Instruction: Count how many lines hold the word "title" and give that number as the whole answer.

■ ■ ■ ■ ■

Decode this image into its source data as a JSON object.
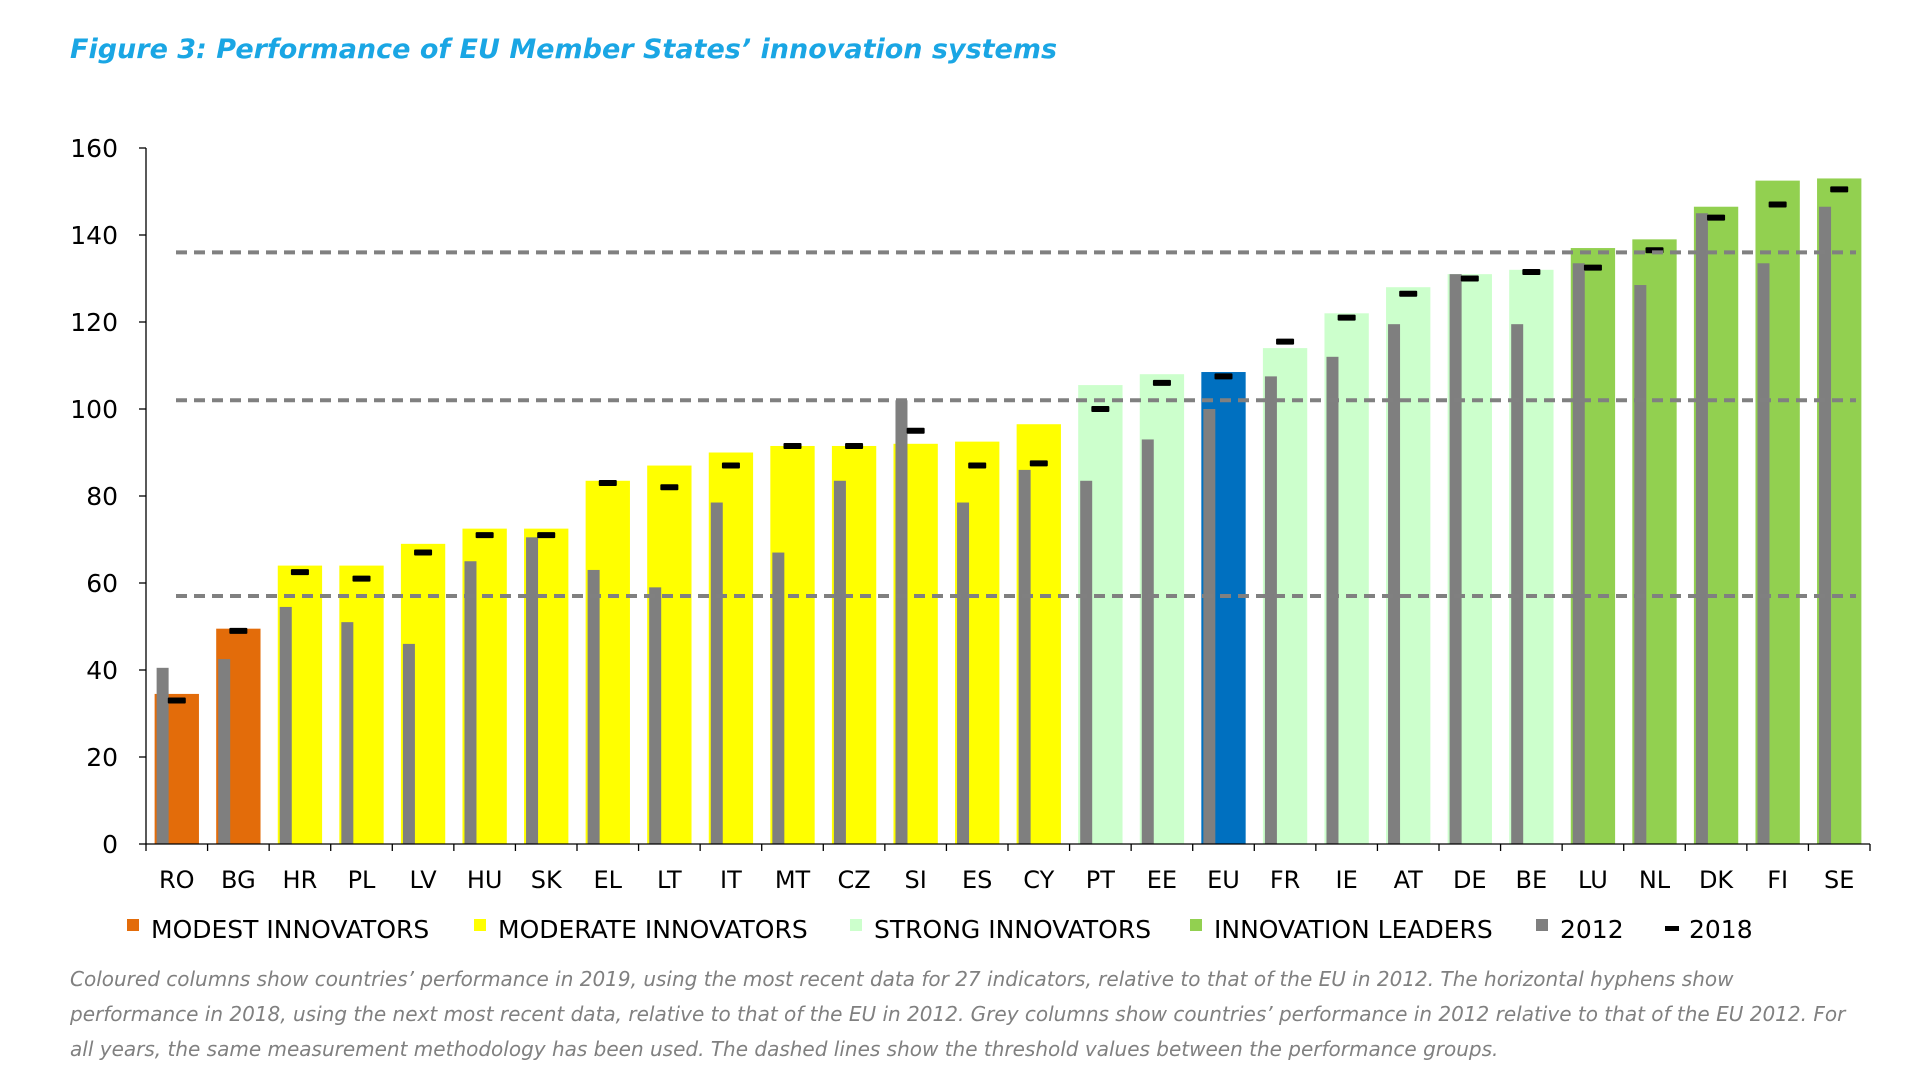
{
  "title": "Figure 3: Performance of EU Member States’ innovation systems",
  "caption": "Coloured columns show countries’ performance in 2019, using the most recent data for 27 indicators, relative to that of the EU in 2012. The horizontal hyphens show performance in 2018, using the next most recent data, relative to that of the EU in 2012. Grey columns show countries’ performance in 2012 relative to that of the EU 2012. For all years, the same measurement methodology has been used. The dashed lines show the threshold values between the performance groups.",
  "colors": {
    "modest": "#e36c0a",
    "moderate": "#ffff00",
    "strong": "#ccffcc",
    "leaders": "#92d050",
    "eu": "#0070c0",
    "grey2012": "#7f7f7f",
    "marker2018": "#000000",
    "threshold": "#808080"
  },
  "chart_data": {
    "type": "bar",
    "title": "Figure 3: Performance of EU Member States’ innovation systems",
    "xlabel": "",
    "ylabel": "",
    "ylim": [
      0,
      160
    ],
    "yticks": [
      "0",
      "20",
      "40",
      "60",
      "80",
      "100",
      "120",
      "140",
      "160"
    ],
    "categories": [
      "RO",
      "BG",
      "HR",
      "PL",
      "LV",
      "HU",
      "SK",
      "EL",
      "LT",
      "IT",
      "MT",
      "CZ",
      "SI",
      "ES",
      "CY",
      "PT",
      "EE",
      "EU",
      "FR",
      "IE",
      "AT",
      "DE",
      "BE",
      "LU",
      "NL",
      "DK",
      "FI",
      "SE"
    ],
    "groups": [
      "modest",
      "modest",
      "moderate",
      "moderate",
      "moderate",
      "moderate",
      "moderate",
      "moderate",
      "moderate",
      "moderate",
      "moderate",
      "moderate",
      "moderate",
      "moderate",
      "moderate",
      "strong",
      "strong",
      "eu",
      "strong",
      "strong",
      "strong",
      "strong",
      "strong",
      "leaders",
      "leaders",
      "leaders",
      "leaders",
      "leaders"
    ],
    "series": [
      {
        "name": "2019",
        "values": [
          34.5,
          49.5,
          64,
          64,
          69,
          72.5,
          72.5,
          83.5,
          87,
          90,
          91.5,
          91.5,
          92,
          92.5,
          96.5,
          105.5,
          108,
          108.5,
          114,
          122,
          128,
          131,
          132,
          137,
          139,
          146.5,
          152.5,
          153
        ]
      },
      {
        "name": "2012",
        "values": [
          40.5,
          42.5,
          54.5,
          51,
          46,
          65,
          70.5,
          63,
          59,
          78.5,
          67,
          83.5,
          102,
          78.5,
          86,
          83.5,
          93,
          100,
          107.5,
          112,
          119.5,
          131,
          119.5,
          133.5,
          128.5,
          145,
          133.5,
          146.5
        ]
      },
      {
        "name": "2018",
        "values": [
          33,
          49,
          62.5,
          61,
          67,
          71,
          71,
          83,
          82,
          87,
          91.5,
          91.5,
          95,
          87,
          87.5,
          100,
          106,
          107.5,
          115.5,
          121,
          126.5,
          130,
          131.5,
          132.5,
          136.5,
          144,
          147,
          150.5
        ]
      }
    ],
    "thresholds": [
      57,
      102,
      136
    ],
    "legend": [
      {
        "label": "MODEST INNOVATORS",
        "color_key": "modest",
        "shape": "square"
      },
      {
        "label": "MODERATE INNOVATORS",
        "color_key": "moderate",
        "shape": "square"
      },
      {
        "label": "STRONG INNOVATORS",
        "color_key": "strong",
        "shape": "square"
      },
      {
        "label": "INNOVATION LEADERS",
        "color_key": "leaders",
        "shape": "square"
      },
      {
        "label": "2012",
        "color_key": "grey2012",
        "shape": "square"
      },
      {
        "label": "2018",
        "color_key": "marker2018",
        "shape": "dash"
      }
    ],
    "legend_position": "bottom"
  }
}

■ ■ ■ ■ ■

Solution to the exercise: 2